阅读文本 ::
###

牛逼的Hive-SQL实战

  • 查询全体学生的学号与姓名
  hive> select Sno,Sname from student;
  • 查询选修了课程的学生姓名
    hive> select distinct Sname from student inner join sc on student.Sno=Sc.Sno;

—-hive的group by 和集合函数

  • 查询学生的总人数
 hive> select count(distinct Sno)count from student;
  • 计算1号课程的学生平均成绩
  hive> select avg(distinct Grade) from sc where Cno=1;
  • 查询各科成绩平均分
        hive> select Cno,avg(Grade) from sc group by Cno; 
  • 查询选修1号课程的学生最高分数
 select Grade from sc where Cno=1 sort by Grade desc limit 1; 
(注意比较:select * from sc where Cno=1 sort by Grade
          select Grade from sc where Cno=1 order by Grade)     

  
* 求各个课程号及相应的选课人数

 hive> select Cno,count(1) from sc group by Cno;
  • 查询选修了3门以上的课程的学生学号
 hive> select Sno from (select Sno,count(Cno) CountCno from sc group by Sno)a where a.CountCno>3;
或 hive> select Sno from sc group by Sno having count(Cno)>3; 

—-hive的Order By/Sort By/Distribute By Order By.

strict模式下(hive.mapred.mode=strict),order by 语句必须跟着limit语句,但是在nonstrict下就不是必须的,这样做的理由是必须有一个reduce对最终的结果进行排序,如果最后输出的行数过多,一个reduce需要花费很长的时间。

  • 查询学生信息,结果按学号全局有序
  hive> set hive.mapred.mode=strict;   <默认nonstrict>
hive> select Sno from student order by Sno;

会报错,以下是报错信息

FAILED: Error in semantic analysis: 1:33 In strict mode, if ORDER BY is specified, LIMIT must also be specified. Error encountered near token 'Sno'

Sort By

  • Sort By,它通常发生在每一个redcue里,“order by” 和“sort by”的区别在于,前者能给保证输出都是有顺序的,而后者如果有多个reduce的时候只是保证了输出的部分有序。

###

数据条目 ::
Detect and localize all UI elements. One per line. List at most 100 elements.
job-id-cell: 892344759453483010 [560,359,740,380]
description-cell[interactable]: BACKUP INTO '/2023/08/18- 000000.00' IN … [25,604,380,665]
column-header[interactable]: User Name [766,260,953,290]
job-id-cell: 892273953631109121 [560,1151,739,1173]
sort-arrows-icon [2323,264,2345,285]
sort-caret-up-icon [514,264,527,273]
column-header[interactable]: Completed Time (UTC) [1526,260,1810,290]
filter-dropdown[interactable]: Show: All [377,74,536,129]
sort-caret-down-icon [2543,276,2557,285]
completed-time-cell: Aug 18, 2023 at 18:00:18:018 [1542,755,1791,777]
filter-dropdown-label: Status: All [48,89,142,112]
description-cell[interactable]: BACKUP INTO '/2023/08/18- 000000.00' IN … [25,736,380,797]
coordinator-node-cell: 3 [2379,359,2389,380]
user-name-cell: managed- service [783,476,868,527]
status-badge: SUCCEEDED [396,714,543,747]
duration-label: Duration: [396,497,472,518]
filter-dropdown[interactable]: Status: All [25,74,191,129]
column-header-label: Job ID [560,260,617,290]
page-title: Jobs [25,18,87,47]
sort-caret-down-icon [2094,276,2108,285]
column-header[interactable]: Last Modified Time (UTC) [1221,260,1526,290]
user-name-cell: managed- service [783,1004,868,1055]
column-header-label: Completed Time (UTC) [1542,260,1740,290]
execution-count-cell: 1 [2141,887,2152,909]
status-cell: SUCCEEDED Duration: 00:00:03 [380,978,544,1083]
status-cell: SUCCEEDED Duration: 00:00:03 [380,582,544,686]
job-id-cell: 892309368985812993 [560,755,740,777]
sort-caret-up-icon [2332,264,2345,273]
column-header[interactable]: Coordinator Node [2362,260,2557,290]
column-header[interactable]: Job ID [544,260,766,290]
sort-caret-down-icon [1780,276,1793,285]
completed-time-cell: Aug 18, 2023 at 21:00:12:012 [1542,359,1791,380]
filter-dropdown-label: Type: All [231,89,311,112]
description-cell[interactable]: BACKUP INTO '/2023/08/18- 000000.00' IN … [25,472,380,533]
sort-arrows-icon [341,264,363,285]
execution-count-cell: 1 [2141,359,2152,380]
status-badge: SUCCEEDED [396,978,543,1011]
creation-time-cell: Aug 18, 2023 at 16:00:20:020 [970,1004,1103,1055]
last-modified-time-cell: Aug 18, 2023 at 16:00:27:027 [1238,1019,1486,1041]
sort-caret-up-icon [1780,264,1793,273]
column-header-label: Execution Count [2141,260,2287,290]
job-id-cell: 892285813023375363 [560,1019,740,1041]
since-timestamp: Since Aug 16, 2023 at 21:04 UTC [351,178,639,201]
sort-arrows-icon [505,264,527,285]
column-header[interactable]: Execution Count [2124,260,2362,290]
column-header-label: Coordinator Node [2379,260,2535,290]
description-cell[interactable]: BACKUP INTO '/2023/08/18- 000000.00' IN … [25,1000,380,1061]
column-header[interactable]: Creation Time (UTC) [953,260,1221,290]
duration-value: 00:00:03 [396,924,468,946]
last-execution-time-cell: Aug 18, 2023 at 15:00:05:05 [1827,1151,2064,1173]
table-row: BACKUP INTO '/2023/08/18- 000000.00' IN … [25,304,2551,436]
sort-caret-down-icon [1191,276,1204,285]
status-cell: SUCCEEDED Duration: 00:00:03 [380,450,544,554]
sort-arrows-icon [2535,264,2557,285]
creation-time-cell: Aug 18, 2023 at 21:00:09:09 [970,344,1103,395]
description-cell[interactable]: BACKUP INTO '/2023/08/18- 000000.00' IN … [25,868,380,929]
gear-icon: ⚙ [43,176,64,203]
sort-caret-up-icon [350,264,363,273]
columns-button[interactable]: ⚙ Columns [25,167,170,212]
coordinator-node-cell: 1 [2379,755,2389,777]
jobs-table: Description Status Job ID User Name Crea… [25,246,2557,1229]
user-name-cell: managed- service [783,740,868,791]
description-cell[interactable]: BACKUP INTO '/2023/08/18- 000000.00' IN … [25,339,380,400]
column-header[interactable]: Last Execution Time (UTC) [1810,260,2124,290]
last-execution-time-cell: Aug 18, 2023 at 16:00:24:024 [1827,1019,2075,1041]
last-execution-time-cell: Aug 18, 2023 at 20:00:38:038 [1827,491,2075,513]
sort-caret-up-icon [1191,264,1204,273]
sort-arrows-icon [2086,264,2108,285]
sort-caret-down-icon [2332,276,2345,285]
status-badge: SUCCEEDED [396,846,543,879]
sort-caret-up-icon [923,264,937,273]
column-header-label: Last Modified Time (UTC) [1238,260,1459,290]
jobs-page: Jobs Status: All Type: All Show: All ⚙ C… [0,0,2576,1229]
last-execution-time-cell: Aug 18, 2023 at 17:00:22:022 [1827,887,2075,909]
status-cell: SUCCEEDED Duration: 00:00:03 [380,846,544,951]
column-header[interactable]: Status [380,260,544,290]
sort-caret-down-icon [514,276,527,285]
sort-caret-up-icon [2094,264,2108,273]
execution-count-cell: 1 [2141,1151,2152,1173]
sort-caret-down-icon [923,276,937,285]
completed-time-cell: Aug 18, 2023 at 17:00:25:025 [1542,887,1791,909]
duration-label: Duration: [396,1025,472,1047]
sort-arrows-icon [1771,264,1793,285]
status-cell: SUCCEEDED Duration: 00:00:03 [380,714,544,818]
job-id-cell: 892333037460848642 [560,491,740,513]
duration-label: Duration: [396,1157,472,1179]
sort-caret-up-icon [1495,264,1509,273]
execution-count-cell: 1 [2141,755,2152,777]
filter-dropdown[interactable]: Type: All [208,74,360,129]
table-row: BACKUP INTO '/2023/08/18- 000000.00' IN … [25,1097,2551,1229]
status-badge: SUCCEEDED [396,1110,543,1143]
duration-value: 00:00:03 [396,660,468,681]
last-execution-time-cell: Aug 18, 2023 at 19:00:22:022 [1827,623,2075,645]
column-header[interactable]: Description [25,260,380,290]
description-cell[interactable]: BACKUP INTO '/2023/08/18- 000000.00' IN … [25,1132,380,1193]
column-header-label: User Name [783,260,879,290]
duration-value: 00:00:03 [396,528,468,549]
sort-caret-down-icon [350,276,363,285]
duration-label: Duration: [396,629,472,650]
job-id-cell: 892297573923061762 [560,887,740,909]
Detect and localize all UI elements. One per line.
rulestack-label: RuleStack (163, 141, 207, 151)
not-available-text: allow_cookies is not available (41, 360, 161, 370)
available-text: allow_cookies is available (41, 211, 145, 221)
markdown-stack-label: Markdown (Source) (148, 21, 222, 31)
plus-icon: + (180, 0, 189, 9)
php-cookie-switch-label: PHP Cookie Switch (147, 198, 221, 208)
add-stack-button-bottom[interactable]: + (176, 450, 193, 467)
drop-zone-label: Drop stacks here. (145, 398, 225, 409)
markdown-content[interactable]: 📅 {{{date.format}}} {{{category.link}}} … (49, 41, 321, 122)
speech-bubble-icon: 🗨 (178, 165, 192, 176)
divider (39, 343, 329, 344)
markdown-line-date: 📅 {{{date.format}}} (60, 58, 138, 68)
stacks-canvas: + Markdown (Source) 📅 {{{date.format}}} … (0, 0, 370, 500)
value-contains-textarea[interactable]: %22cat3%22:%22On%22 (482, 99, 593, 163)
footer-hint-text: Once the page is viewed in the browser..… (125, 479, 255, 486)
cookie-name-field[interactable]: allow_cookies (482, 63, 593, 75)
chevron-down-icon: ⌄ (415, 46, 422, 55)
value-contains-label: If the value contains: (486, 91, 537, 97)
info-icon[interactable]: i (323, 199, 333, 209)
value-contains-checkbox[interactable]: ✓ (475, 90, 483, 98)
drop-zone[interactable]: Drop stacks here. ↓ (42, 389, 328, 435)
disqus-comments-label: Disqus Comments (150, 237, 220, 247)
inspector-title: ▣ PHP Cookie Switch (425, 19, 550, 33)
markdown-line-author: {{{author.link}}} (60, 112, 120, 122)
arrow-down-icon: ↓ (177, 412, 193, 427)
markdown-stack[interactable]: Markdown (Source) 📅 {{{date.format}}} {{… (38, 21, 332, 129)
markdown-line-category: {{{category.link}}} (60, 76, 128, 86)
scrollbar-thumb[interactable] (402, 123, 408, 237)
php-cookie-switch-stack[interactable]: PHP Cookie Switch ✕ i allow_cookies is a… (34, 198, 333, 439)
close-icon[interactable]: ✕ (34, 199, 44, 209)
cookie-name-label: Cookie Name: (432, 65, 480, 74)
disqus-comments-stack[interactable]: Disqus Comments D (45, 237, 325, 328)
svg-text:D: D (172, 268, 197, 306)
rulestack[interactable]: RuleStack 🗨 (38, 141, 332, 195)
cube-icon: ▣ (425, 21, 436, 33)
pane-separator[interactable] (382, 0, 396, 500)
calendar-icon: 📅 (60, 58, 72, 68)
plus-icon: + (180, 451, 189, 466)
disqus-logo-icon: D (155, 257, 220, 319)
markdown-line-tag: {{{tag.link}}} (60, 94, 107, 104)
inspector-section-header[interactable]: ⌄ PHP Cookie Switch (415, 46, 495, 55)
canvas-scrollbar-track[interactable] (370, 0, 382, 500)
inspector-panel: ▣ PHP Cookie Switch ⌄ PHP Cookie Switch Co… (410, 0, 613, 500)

###

任务 1 :: 请把 Hive-SQL 文章中从"hive> select Cno,count(1)"开始、到"By Order By."为止（含这部分）的内容一字不差地照抄出来。
任务 2 :: 请把条目中从第一行起、到含有"status-badge: SUCCEEDED [396,978,543,1011]"的那一行为止（含该行）的各行重新写出，只输出这些行，并把其中的"SUCCEEDED"全部换成"FAILED"，其余内容保持不变。
Hive-SQL 文章和这些条目之间没有任何关系。

预期输出 1 ::
hive> select Cno,count(1) from sc group by Cno;
  • 查询选修了3门以上的课程的学生学号
 hive> select Sno from (select Sno,count(Cno) CountCno from sc group by Sno)a where a.CountCno>3;
或 hive> select Sno from sc group by Sno having count(Cno)>3; 

—-hive的Order By/Sort By/Distribute By Order By.

预期输出 2 ::
Detect and localize all UI elements. One per line. List at most 100 elements.
job-id-cell: 892344759453483010 [560,359,740,380]
description-cell[interactable]: BACKUP INTO '/2023/08/18- 000000.00' IN … [25,604,380,665]
column-header[interactable]: User Name [766,260,953,290]
job-id-cell: 892273953631109121 [560,1151,739,1173]
sort-arrows-icon [2323,264,2345,285]
sort-caret-up-icon [514,264,527,273]
column-header[interactable]: Completed Time (UTC) [1526,260,1810,290]
filter-dropdown[interactable]: Show: All [377,74,536,129]
sort-caret-down-icon [2543,276,2557,285]
completed-time-cell: Aug 18, 2023 at 18:00:18:018 [1542,755,1791,777]
filter-dropdown-label: Status: All [48,89,142,112]
description-cell[interactable]: BACKUP INTO '/2023/08/18- 000000.00' IN … [25,736,380,797]
coordinator-node-cell: 3 [2379,359,2389,380]
user-name-cell: managed- service [783,476,868,527]
status-badge: FAILED [396,714,543,747]
duration-label: Duration: [396,497,472,518]
filter-dropdown[interactable]: Status: All [25,74,191,129]
column-header-label: Job ID [560,260,617,290]
page-title: Jobs [25,18,87,47]
sort-caret-down-icon [2094,276,2108,285]
column-header[interactable]: Last Modified Time (UTC) [1221,260,1526,290]
user-name-cell: managed- service [783,1004,868,1055]
column-header-label: Completed Time (UTC) [1542,260,1740,290]
execution-count-cell: 1 [2141,887,2152,909]
status-cell: FAILED Duration: 00:00:03 [380,978,544,1083]
status-cell: FAILED Duration: 00:00:03 [380,582,544,686]
job-id-cell: 892309368985812993 [560,755,740,777]
sort-caret-up-icon [2332,264,2345,273]
column-header[interactable]: Coordinator Node [2362,260,2557,290]
column-header[interactable]: Job ID [544,260,766,290]
sort-caret-down-icon [1780,276,1793,285]
completed-time-cell: Aug 18, 2023 at 21:00:12:012 [1542,359,1791,380]
filter-dropdown-label: Type: All [231,89,311,112]
description-cell[interactable]: BACKUP INTO '/2023/08/18- 000000.00' IN … [25,472,380,533]
sort-arrows-icon [341,264,363,285]
execution-count-cell: 1 [2141,359,2152,380]
status-badge: FAILED [396,978,543,1011]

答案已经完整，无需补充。